(Dataset entries)

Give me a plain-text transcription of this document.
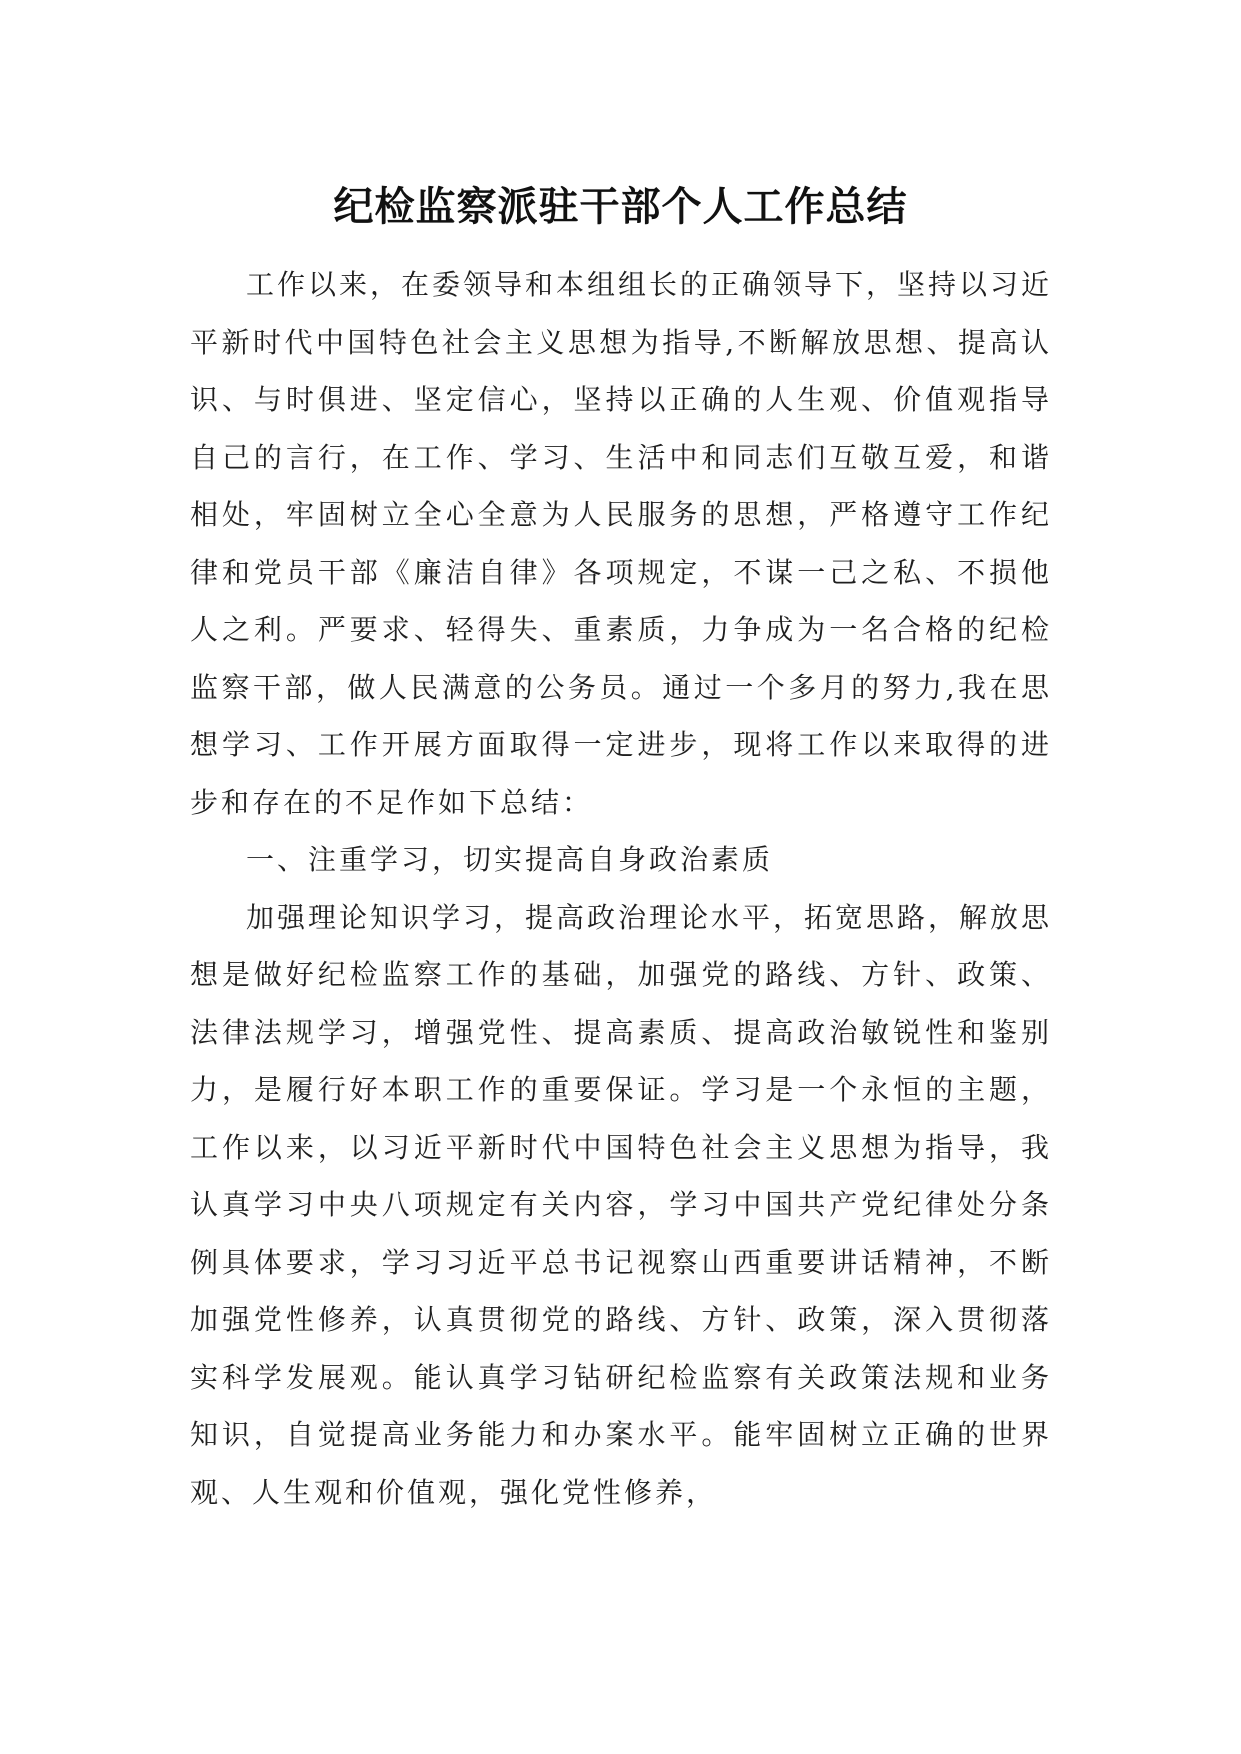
纪检监察派驻干部个人工作总结

工作以来，在委领导和本组组长的正确领导下，坚持以习近平新时代中国特色社会主义思想为指导,不断解放思想、提高认识、与时俱进、坚定信心，坚持以正确的人生观、价值观指导自己的言行，在工作、学习、生活中和同志们互敬互爱，和谐相处，牢固树立全心全意为人民服务的思想，严格遵守工作纪律和党员干部《廉洁自律》各项规定，不谋一己之私、不损他人之利。严要求、轻得失、重素质，力争成为一名合格的纪检监察干部，做人民满意的公务员。通过一个多月的努力,我在思想学习、工作开展方面取得一定进步，现将工作以来取得的进步和存在的不足作如下总结：

一、注重学习，切实提高自身政治素质

加强理论知识学习，提高政治理论水平，拓宽思路，解放思想是做好纪检监察工作的基础，加强党的路线、方针、政策、法律法规学习，增强党性、提高素质、提高政治敏锐性和鉴别力，是履行好本职工作的重要保证。学习是一个永恒的主题，工作以来，以习近平新时代中国特色社会主义思想为指导，我认真学习中央八项规定有关内容，学习中国共产党纪律处分条例具体要求，学习习近平总书记视察山西重要讲话精神，不断加强党性修养，认真贯彻党的路线、方针、政策，深入贯彻落实科学发展观。能认真学习钻研纪检监察有关政策法规和业务知识，自觉提高业务能力和办案水平。能牢固树立正确的世界观、人生观和价值观，强化党性修养，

What to do ->
Strip the images and reproduce the remaining records precisely.

Reply to the task ->
Give me a plain-text transcription of this document.
纪检监察派驻干部个人工作总结

工作以来，在委领导和本组组长的正确领导下，坚持以习近平新时代中国特色社会主义思想为指导,不断解放思想、提高认识、与时俱进、坚定信心，坚持以正确的人生观、价值观指导自己的言行，在工作、学习、生活中和同志们互敬互爱，和谐相处，牢固树立全心全意为人民服务的思想，严格遵守工作纪律和党员干部《廉洁自律》各项规定，不谋一己之私、不损他人之利。严要求、轻得失、重素质，力争成为一名合格的纪检监察干部，做人民满意的公务员。通过一个多月的努力,我在思想学习、工作开展方面取得一定进步，现将工作以来取得的进步和存在的不足作如下总结：

一、注重学习，切实提高自身政治素质

加强理论知识学习，提高政治理论水平，拓宽思路，解放思想是做好纪检监察工作的基础，加强党的路线、方针、政策、法律法规学习，增强党性、提高素质、提高政治敏锐性和鉴别力，是履行好本职工作的重要保证。学习是一个永恒的主题，工作以来，以习近平新时代中国特色社会主义思想为指导，我认真学习中央八项规定有关内容，学习中国共产党纪律处分条例具体要求，学习习近平总书记视察山西重要讲话精神，不断加强党性修养，认真贯彻党的路线、方针、政策，深入贯彻落实科学发展观。能认真学习钻研纪检监察有关政策法规和业务知识，自觉提高业务能力和办案水平。能牢固树立正确的世界观、人生观和价值观，强化党性修养，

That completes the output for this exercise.